* **Stated problem**: Copy every entry word for word. Skip the pictures.

* **Task material**:
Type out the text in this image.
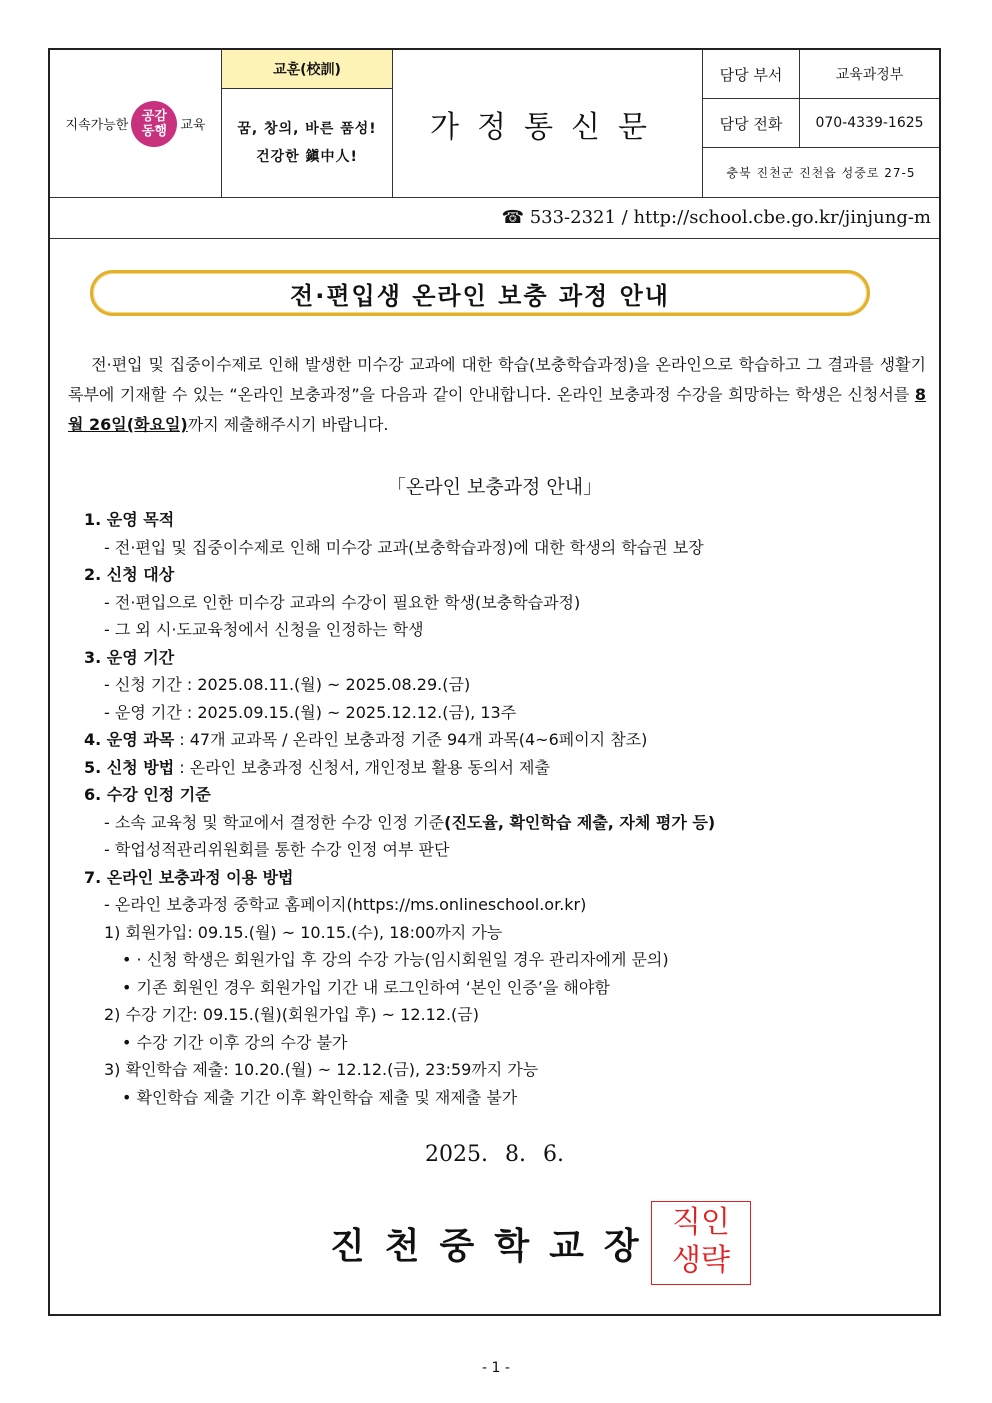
지속가능한
공감
동행 교육
교훈(校訓)
꿈, 창의, 바른 품성!
건강한 鎭中人!
가정통신문
담당 부서	교육과정부
담당 전화	070-4339-1625
충북 진천군 진천읍 성중로 27-5
☎ 533-2321 / http://school.cbe.go.kr/jinjung-m
전·편입생 온라인 보충 과정 안내
전·편입 및 집중이수제로 인해 발생한 미수강 교과에 대한 학습(보충학습과정)을 온라인으로 학습하고 그 결과를 생활기록부에 기재할 수 있는 “온라인 보충과정”을 다음과 같이 안내합니다. 온라인 보충과정 수강을 희망하는 학생은 신청서를 8월 26일(화요일)까지 제출해주시기 바랍니다.
「온라인 보충과정 안내」
1. 운영 목적
- 전·편입 및 집중이수제로 인해 미수강 교과(보충학습과정)에 대한 학생의 학습권 보장
2. 신청 대상
- 전·편입으로 인한 미수강 교과의 수강이 필요한 학생(보충학습과정)
- 그 외 시·도교육청에서 신청을 인정하는 학생
3. 운영 기간
- 신청 기간 : 2025.08.11.(월) ~ 2025.08.29.(금)
- 운영 기간 : 2025.09.15.(월) ~ 2025.12.12.(금), 13주
4. 운영 과목 : 47개 교과목 / 온라인 보충과정 기준 94개 과목(4~6페이지 참조)
5. 신청 방법 : 온라인 보충과정 신청서, 개인정보 활용 동의서 제출
6. 수강 인정 기준
- 소속 교육청 및 학교에서 결정한 수강 인정 기준(진도율, 확인학습 제출, 자체 평가 등)
- 학업성적관리위원회를 통한 수강 인정 여부 판단
7. 온라인 보충과정 이용 방법
- 온라인 보충과정 중학교 홈페이지(https://ms.onlineschool.or.kr)
1) 회원가입: 09.15.(월) ~ 10.15.(수), 18:00까지 가능
• · 신청 학생은 회원가입 후 강의 수강 가능(임시회원일 경우 관리자에게 문의)
• 기존 회원인 경우 회원가입 기간 내 로그인하여 ‘본인 인증’을 해야함
2) 수강 기간: 09.15.(월)(회원가입 후) ~ 12.12.(금)
• 수강 기간 이후 강의 수강 불가
3) 확인학습 제출: 10.20.(월) ~ 12.12.(금), 23:59까지 가능
• 확인학습 제출 기간 이후 확인학습 제출 및 재제출 불가
2025. 8. 6.
진천중학교장
직인
생략
- 1 -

* **Answer**:
Type out the text in this image.
지속가능한
공감
동행 교육
교훈(校訓)
꿈, 창의, 바른 품성!
건강한 鎭中人!
가정통신문
담당 부서	교육과정부
담당 전화	070-4339-1625
충북 진천군 진천읍 성중로 27-5
☎ 533-2321 / http://school.cbe.go.kr/jinjung-m
전·편입생 온라인 보충 과정 안내
전·편입 및 집중이수제로 인해 발생한 미수강 교과에 대한 학습(보충학습과정)을 온라인으로 학습하고 그 결과를 생활기록부에 기재할 수 있는 “온라인 보충과정”을 다음과 같이 안내합니다. 온라인 보충과정 수강을 희망하는 학생은 신청서를 8월 26일(화요일)까지 제출해주시기 바랍니다.
「온라인 보충과정 안내」
1. 운영 목적
- 전·편입 및 집중이수제로 인해 미수강 교과(보충학습과정)에 대한 학생의 학습권 보장
2. 신청 대상
- 전·편입으로 인한 미수강 교과의 수강이 필요한 학생(보충학습과정)
- 그 외 시·도교육청에서 신청을 인정하는 학생
3. 운영 기간
- 신청 기간 : 2025.08.11.(월) ~ 2025.08.29.(금)
- 운영 기간 : 2025.09.15.(월) ~ 2025.12.12.(금), 13주
4. 운영 과목 : 47개 교과목 / 온라인 보충과정 기준 94개 과목(4~6페이지 참조)
5. 신청 방법 : 온라인 보충과정 신청서, 개인정보 활용 동의서 제출
6. 수강 인정 기준
- 소속 교육청 및 학교에서 결정한 수강 인정 기준(진도율, 확인학습 제출, 자체 평가 등)
- 학업성적관리위원회를 통한 수강 인정 여부 판단
7. 온라인 보충과정 이용 방법
- 온라인 보충과정 중학교 홈페이지(https://ms.onlineschool.or.kr)
1) 회원가입: 09.15.(월) ~ 10.15.(수), 18:00까지 가능
• · 신청 학생은 회원가입 후 강의 수강 가능(임시회원일 경우 관리자에게 문의)
• 기존 회원인 경우 회원가입 기간 내 로그인하여 ‘본인 인증’을 해야함
2) 수강 기간: 09.15.(월)(회원가입 후) ~ 12.12.(금)
• 수강 기간 이후 강의 수강 불가
3) 확인학습 제출: 10.20.(월) ~ 12.12.(금), 23:59까지 가능
• 확인학습 제출 기간 이후 확인학습 제출 및 재제출 불가
2025. 8. 6.
진천중학교장
직인
생략
- 1 -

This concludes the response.